▶ [Given records]:
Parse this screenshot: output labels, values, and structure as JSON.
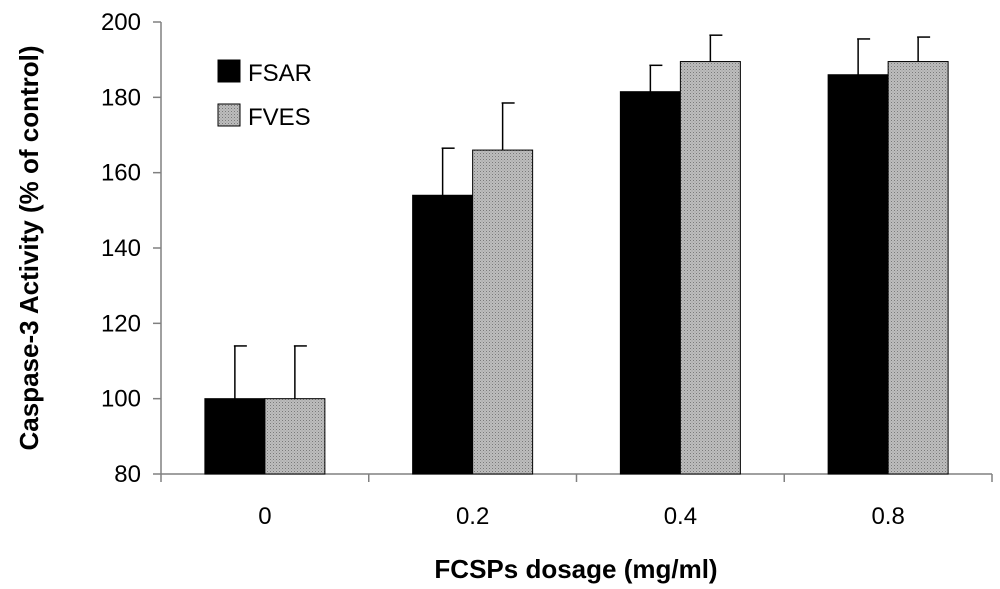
{
  "chart_data": {
    "type": "bar",
    "title": "",
    "xlabel": "FCSPs dosage (mg/ml)",
    "ylabel": "Caspase-3 Activity (% of control)",
    "categories": [
      "0",
      "0.2",
      "0.4",
      "0.8"
    ],
    "ylim": [
      80,
      200
    ],
    "yticks": [
      80,
      100,
      120,
      140,
      160,
      180,
      200
    ],
    "grid": false,
    "legend_position": "top-left",
    "series": [
      {
        "name": "FSAR",
        "color": "#000000",
        "values": [
          100,
          154,
          181.5,
          186
        ],
        "errors": [
          14,
          12.5,
          7,
          9.5
        ]
      },
      {
        "name": "FVES",
        "color": "#b0b0b0",
        "values": [
          100,
          166,
          189.5,
          189.5
        ],
        "errors": [
          14,
          12.5,
          7,
          6.5
        ]
      }
    ]
  }
}
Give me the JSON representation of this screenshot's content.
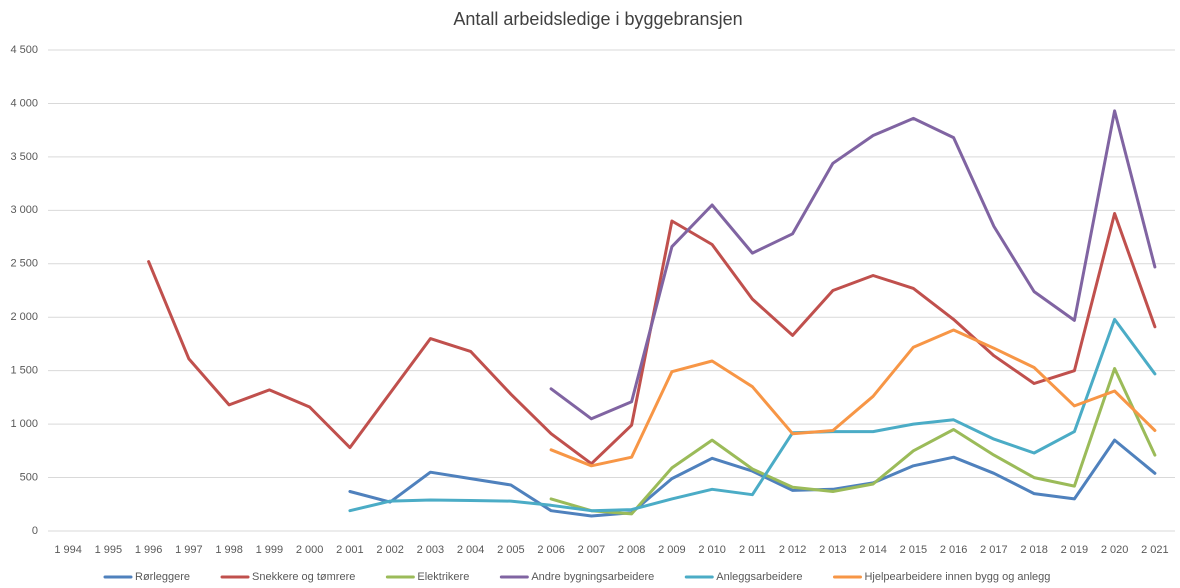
{
  "chart_data": {
    "type": "line",
    "title": "Antall arbeidsledige i byggebransjen",
    "categories": [
      "1 994",
      "1 995",
      "1 996",
      "1 997",
      "1 998",
      "1 999",
      "2 000",
      "2 001",
      "2 002",
      "2 003",
      "2 004",
      "2 005",
      "2 006",
      "2 007",
      "2 008",
      "2 009",
      "2 010",
      "2 011",
      "2 012",
      "2 013",
      "2 014",
      "2 015",
      "2 016",
      "2 017",
      "2 018",
      "2 019",
      "2 020",
      "2 021"
    ],
    "ylim": [
      0,
      4500
    ],
    "yticks": [
      0,
      {
        "value": 500,
        "label": "500"
      },
      {
        "value": 1000,
        "label": "1 000"
      },
      {
        "value": 1500,
        "label": "1 500"
      },
      {
        "value": 2000,
        "label": "2 000"
      },
      {
        "value": 2500,
        "label": "2 500"
      },
      {
        "value": 3000,
        "label": "3 000"
      },
      {
        "value": 3500,
        "label": "3 500"
      },
      {
        "value": 4000,
        "label": "4 000"
      },
      {
        "value": 4500,
        "label": "4 500"
      }
    ],
    "grid": true,
    "legend": "bottom",
    "series": [
      {
        "name": "Rørleggere",
        "color": "#4f81bd",
        "values": [
          null,
          null,
          null,
          null,
          null,
          null,
          null,
          370,
          270,
          550,
          490,
          430,
          190,
          140,
          170,
          490,
          680,
          560,
          380,
          390,
          450,
          610,
          690,
          540,
          350,
          300,
          850,
          540
        ]
      },
      {
        "name": "Snekkere og tømrere",
        "color": "#c0504d",
        "values": [
          null,
          null,
          2520,
          1610,
          1180,
          1320,
          1160,
          780,
          1290,
          1800,
          1680,
          1280,
          910,
          630,
          990,
          2900,
          2680,
          2170,
          1830,
          2250,
          2390,
          2270,
          1980,
          1640,
          1380,
          1500,
          2970,
          1910
        ]
      },
      {
        "name": "Elektrikere",
        "color": "#9bbb59",
        "values": [
          null,
          null,
          null,
          null,
          null,
          null,
          null,
          null,
          null,
          null,
          null,
          null,
          300,
          190,
          160,
          590,
          850,
          580,
          410,
          370,
          440,
          750,
          950,
          710,
          500,
          420,
          1520,
          710
        ]
      },
      {
        "name": "Andre bygningsarbeidere",
        "color": "#8064a2",
        "values": [
          null,
          null,
          null,
          null,
          null,
          null,
          null,
          null,
          null,
          null,
          null,
          null,
          1330,
          1050,
          1210,
          2660,
          3050,
          2600,
          2780,
          3440,
          3700,
          3860,
          3680,
          2850,
          2240,
          1970,
          3930,
          2470
        ]
      },
      {
        "name": "Anleggsarbeidere",
        "color": "#4bacc6",
        "values": [
          null,
          null,
          null,
          null,
          null,
          null,
          null,
          190,
          280,
          290,
          285,
          280,
          240,
          190,
          200,
          300,
          390,
          340,
          920,
          930,
          930,
          1000,
          1040,
          860,
          730,
          930,
          1980,
          1470
        ]
      },
      {
        "name": "Hjelpearbeidere innen bygg og anlegg",
        "color": "#f79646",
        "values": [
          null,
          null,
          null,
          null,
          null,
          null,
          null,
          null,
          null,
          null,
          null,
          null,
          760,
          610,
          690,
          1490,
          1590,
          1350,
          910,
          940,
          1260,
          1720,
          1880,
          1710,
          1530,
          1170,
          1310,
          940
        ]
      }
    ]
  }
}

▶ [What you will do]: All of the entries above should be copied exactly, except for the pictures.

▶ [Written solution]:
Parse this screenshot: output labels, values, and structure as JSON.
{
  "chart_data": {
    "type": "bar",
    "title": "",
    "xlabel": "FCSPs dosage (mg/ml)",
    "ylabel": "Caspase-3 Activity (% of control)",
    "categories": [
      "0",
      "0.2",
      "0.4",
      "0.8"
    ],
    "ylim": [
      80,
      200
    ],
    "yticks": [
      80,
      100,
      120,
      140,
      160,
      180,
      200
    ],
    "grid": false,
    "legend_position": "top-left",
    "series": [
      {
        "name": "FSAR",
        "color": "#000000",
        "values": [
          100,
          154,
          181.5,
          186
        ],
        "errors": [
          14,
          12.5,
          7,
          9.5
        ]
      },
      {
        "name": "FVES",
        "color": "#b0b0b0",
        "values": [
          100,
          166,
          189.5,
          189.5
        ],
        "errors": [
          14,
          12.5,
          7,
          6.5
        ]
      }
    ]
  }
}
Give me the JSON representation of this screenshot's content.
{
  "chart_data": {
    "type": "line",
    "title": "Antall arbeidsledige i byggebransjen",
    "categories": [
      "1 994",
      "1 995",
      "1 996",
      "1 997",
      "1 998",
      "1 999",
      "2 000",
      "2 001",
      "2 002",
      "2 003",
      "2 004",
      "2 005",
      "2 006",
      "2 007",
      "2 008",
      "2 009",
      "2 010",
      "2 011",
      "2 012",
      "2 013",
      "2 014",
      "2 015",
      "2 016",
      "2 017",
      "2 018",
      "2 019",
      "2 020",
      "2 021"
    ],
    "ylim": [
      0,
      4500
    ],
    "yticks": [
      0,
      {
        "value": 500,
        "label": "500"
      },
      {
        "value": 1000,
        "label": "1 000"
      },
      {
        "value": 1500,
        "label": "1 500"
      },
      {
        "value": 2000,
        "label": "2 000"
      },
      {
        "value": 2500,
        "label": "2 500"
      },
      {
        "value": 3000,
        "label": "3 000"
      },
      {
        "value": 3500,
        "label": "3 500"
      },
      {
        "value": 4000,
        "label": "4 000"
      },
      {
        "value": 4500,
        "label": "4 500"
      }
    ],
    "grid": true,
    "legend": "bottom",
    "series": [
      {
        "name": "Rørleggere",
        "color": "#4f81bd",
        "values": [
          null,
          null,
          null,
          null,
          null,
          null,
          null,
          370,
          270,
          550,
          490,
          430,
          190,
          140,
          170,
          490,
          680,
          560,
          380,
          390,
          450,
          610,
          690,
          540,
          350,
          300,
          850,
          540
        ]
      },
      {
        "name": "Snekkere og tømrere",
        "color": "#c0504d",
        "values": [
          null,
          null,
          2520,
          1610,
          1180,
          1320,
          1160,
          780,
          1290,
          1800,
          1680,
          1280,
          910,
          630,
          990,
          2900,
          2680,
          2170,
          1830,
          2250,
          2390,
          2270,
          1980,
          1640,
          1380,
          1500,
          2970,
          1910
        ]
      },
      {
        "name": "Elektrikere",
        "color": "#9bbb59",
        "values": [
          null,
          null,
          null,
          null,
          null,
          null,
          null,
          null,
          null,
          null,
          null,
          null,
          300,
          190,
          160,
          590,
          850,
          580,
          410,
          370,
          440,
          750,
          950,
          710,
          500,
          420,
          1520,
          710
        ]
      },
      {
        "name": "Andre bygningsarbeidere",
        "color": "#8064a2",
        "values": [
          null,
          null,
          null,
          null,
          null,
          null,
          null,
          null,
          null,
          null,
          null,
          null,
          1330,
          1050,
          1210,
          2660,
          3050,
          2600,
          2780,
          3440,
          3700,
          3860,
          3680,
          2850,
          2240,
          1970,
          3930,
          2470
        ]
      },
      {
        "name": "Anleggsarbeidere",
        "color": "#4bacc6",
        "values": [
          null,
          null,
          null,
          null,
          null,
          null,
          null,
          190,
          280,
          290,
          285,
          280,
          240,
          190,
          200,
          300,
          390,
          340,
          920,
          930,
          930,
          1000,
          1040,
          860,
          730,
          930,
          1980,
          1470
        ]
      },
      {
        "name": "Hjelpearbeidere innen bygg og anlegg",
        "color": "#f79646",
        "values": [
          null,
          null,
          null,
          null,
          null,
          null,
          null,
          null,
          null,
          null,
          null,
          null,
          760,
          610,
          690,
          1490,
          1590,
          1350,
          910,
          940,
          1260,
          1720,
          1880,
          1710,
          1530,
          1170,
          1310,
          940
        ]
      }
    ]
  }
}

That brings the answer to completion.